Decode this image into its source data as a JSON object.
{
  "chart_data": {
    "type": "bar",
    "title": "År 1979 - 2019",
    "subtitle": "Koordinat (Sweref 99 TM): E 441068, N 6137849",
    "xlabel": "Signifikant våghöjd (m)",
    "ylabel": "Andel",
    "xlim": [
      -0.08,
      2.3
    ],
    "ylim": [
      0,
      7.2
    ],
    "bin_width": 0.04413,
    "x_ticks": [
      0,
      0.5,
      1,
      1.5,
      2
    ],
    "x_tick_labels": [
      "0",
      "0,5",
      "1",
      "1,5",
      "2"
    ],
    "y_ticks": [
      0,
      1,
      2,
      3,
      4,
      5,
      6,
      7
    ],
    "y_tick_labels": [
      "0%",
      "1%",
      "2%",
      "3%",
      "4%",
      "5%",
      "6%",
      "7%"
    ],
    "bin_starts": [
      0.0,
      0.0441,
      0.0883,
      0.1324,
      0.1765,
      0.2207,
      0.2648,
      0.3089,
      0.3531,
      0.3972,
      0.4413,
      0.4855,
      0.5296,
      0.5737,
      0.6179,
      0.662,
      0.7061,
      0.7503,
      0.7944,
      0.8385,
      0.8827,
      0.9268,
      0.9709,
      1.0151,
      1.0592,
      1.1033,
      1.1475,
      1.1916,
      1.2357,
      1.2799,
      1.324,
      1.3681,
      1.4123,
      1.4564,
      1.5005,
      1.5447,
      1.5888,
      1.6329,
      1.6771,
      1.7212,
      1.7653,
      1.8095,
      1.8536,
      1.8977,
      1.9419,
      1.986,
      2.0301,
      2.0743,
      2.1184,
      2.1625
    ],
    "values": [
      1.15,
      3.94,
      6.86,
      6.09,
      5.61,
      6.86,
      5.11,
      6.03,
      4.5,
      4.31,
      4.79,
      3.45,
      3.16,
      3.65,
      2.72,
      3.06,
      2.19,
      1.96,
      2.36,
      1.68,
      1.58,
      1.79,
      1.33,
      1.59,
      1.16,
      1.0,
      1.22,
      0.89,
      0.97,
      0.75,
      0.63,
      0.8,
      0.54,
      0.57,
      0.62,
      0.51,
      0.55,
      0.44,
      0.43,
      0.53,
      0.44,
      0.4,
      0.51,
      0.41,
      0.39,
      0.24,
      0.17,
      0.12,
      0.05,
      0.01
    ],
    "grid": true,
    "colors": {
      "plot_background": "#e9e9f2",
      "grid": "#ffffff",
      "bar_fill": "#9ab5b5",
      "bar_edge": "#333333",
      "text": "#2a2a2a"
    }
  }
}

### Problem to solve
Extract the complete listing above, reproducing each line exactly.

### Task answer
Decode this image into its source data as a JSON object.
{
  "chart_data": {
    "type": "bar",
    "title": "År 1979 - 2019",
    "subtitle": "Koordinat (Sweref 99 TM): E 441068, N 6137849",
    "xlabel": "Signifikant våghöjd (m)",
    "ylabel": "Andel",
    "xlim": [
      -0.08,
      2.3
    ],
    "ylim": [
      0,
      7.2
    ],
    "bin_width": 0.04413,
    "x_ticks": [
      0,
      0.5,
      1,
      1.5,
      2
    ],
    "x_tick_labels": [
      "0",
      "0,5",
      "1",
      "1,5",
      "2"
    ],
    "y_ticks": [
      0,
      1,
      2,
      3,
      4,
      5,
      6,
      7
    ],
    "y_tick_labels": [
      "0%",
      "1%",
      "2%",
      "3%",
      "4%",
      "5%",
      "6%",
      "7%"
    ],
    "bin_starts": [
      0.0,
      0.0441,
      0.0883,
      0.1324,
      0.1765,
      0.2207,
      0.2648,
      0.3089,
      0.3531,
      0.3972,
      0.4413,
      0.4855,
      0.5296,
      0.5737,
      0.6179,
      0.662,
      0.7061,
      0.7503,
      0.7944,
      0.8385,
      0.8827,
      0.9268,
      0.9709,
      1.0151,
      1.0592,
      1.1033,
      1.1475,
      1.1916,
      1.2357,
      1.2799,
      1.324,
      1.3681,
      1.4123,
      1.4564,
      1.5005,
      1.5447,
      1.5888,
      1.6329,
      1.6771,
      1.7212,
      1.7653,
      1.8095,
      1.8536,
      1.8977,
      1.9419,
      1.986,
      2.0301,
      2.0743,
      2.1184,
      2.1625
    ],
    "values": [
      1.15,
      3.94,
      6.86,
      6.09,
      5.61,
      6.86,
      5.11,
      6.03,
      4.5,
      4.31,
      4.79,
      3.45,
      3.16,
      3.65,
      2.72,
      3.06,
      2.19,
      1.96,
      2.36,
      1.68,
      1.58,
      1.79,
      1.33,
      1.59,
      1.16,
      1.0,
      1.22,
      0.89,
      0.97,
      0.75,
      0.63,
      0.8,
      0.54,
      0.57,
      0.62,
      0.51,
      0.55,
      0.44,
      0.43,
      0.53,
      0.44,
      0.4,
      0.51,
      0.41,
      0.39,
      0.24,
      0.17,
      0.12,
      0.05,
      0.01
    ],
    "grid": true,
    "colors": {
      "plot_background": "#e9e9f2",
      "grid": "#ffffff",
      "bar_fill": "#9ab5b5",
      "bar_edge": "#333333",
      "text": "#2a2a2a"
    }
  }
}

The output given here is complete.